Extract every line where the string "Default" appears.

--- start Exercise input ---

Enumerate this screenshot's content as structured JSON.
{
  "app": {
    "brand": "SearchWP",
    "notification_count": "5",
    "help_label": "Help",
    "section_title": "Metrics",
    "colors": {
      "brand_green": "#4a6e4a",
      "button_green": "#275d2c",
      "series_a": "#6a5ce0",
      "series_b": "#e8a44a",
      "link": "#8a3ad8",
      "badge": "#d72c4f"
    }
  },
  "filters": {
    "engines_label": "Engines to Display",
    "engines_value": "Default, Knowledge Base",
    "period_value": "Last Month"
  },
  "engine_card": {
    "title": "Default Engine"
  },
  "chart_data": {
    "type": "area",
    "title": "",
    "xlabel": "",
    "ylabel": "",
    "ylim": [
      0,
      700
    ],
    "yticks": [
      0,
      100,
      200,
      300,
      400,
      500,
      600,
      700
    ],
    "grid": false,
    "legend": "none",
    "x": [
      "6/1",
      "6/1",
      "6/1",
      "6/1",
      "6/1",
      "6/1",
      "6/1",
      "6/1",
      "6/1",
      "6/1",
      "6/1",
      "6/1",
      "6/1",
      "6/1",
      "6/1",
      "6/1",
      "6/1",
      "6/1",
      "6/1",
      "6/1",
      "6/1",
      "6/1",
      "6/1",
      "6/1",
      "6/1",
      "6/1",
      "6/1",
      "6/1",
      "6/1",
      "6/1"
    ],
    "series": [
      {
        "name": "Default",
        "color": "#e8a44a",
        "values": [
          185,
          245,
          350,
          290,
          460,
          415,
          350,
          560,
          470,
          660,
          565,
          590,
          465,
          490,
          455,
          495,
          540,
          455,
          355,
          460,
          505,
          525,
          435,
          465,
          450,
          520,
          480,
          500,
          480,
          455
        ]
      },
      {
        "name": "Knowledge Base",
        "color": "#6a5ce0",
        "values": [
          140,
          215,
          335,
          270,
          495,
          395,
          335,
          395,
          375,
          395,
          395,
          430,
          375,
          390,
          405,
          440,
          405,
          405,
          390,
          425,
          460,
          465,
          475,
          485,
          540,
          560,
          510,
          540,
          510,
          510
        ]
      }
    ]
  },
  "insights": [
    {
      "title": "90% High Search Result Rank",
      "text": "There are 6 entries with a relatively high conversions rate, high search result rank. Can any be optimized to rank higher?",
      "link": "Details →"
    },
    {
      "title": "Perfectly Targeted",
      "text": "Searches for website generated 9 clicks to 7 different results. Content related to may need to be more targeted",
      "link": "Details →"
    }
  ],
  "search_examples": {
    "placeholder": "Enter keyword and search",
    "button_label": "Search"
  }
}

--- end Exercise input ---

Correct answer —
    "engines_value": "Default, Knowledge Base",
    "title": "Default Engine"
        "name": "Default",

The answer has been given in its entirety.